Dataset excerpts
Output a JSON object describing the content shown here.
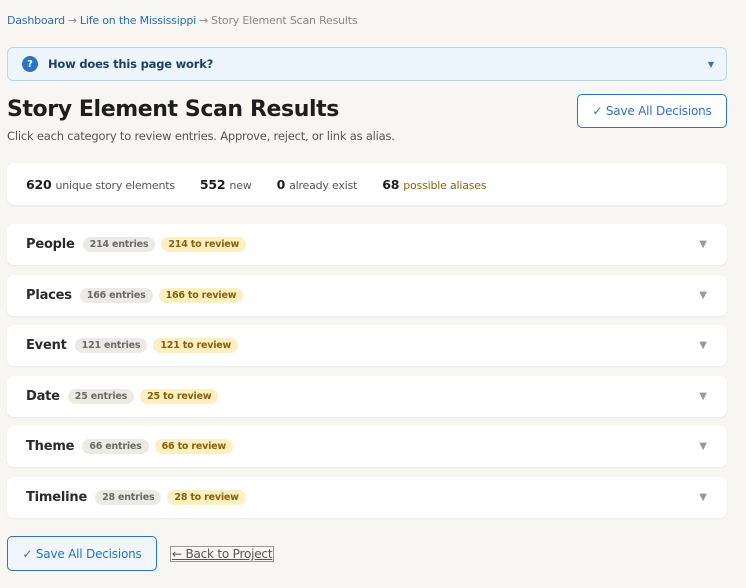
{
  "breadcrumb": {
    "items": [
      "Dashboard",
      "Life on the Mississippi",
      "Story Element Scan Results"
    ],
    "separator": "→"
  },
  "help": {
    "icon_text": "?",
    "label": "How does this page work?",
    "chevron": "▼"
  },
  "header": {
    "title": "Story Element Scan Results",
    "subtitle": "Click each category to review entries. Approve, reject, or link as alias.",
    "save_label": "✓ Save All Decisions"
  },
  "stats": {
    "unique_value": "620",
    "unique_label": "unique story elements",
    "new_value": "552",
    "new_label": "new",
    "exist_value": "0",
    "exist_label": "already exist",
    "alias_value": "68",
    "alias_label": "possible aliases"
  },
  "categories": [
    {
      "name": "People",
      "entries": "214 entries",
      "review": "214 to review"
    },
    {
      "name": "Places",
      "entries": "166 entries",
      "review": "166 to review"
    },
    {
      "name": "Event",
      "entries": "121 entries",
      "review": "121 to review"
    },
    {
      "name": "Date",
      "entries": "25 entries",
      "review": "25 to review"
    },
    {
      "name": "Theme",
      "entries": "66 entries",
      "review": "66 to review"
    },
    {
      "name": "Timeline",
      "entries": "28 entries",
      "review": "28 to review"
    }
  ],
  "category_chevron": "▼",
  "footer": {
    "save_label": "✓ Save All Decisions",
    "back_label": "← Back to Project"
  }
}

Task description » Each line above that holds the string "Results" should be copied and shown.

Solution »
      "Story Element Scan Results"
    "title": "Story Element Scan Results",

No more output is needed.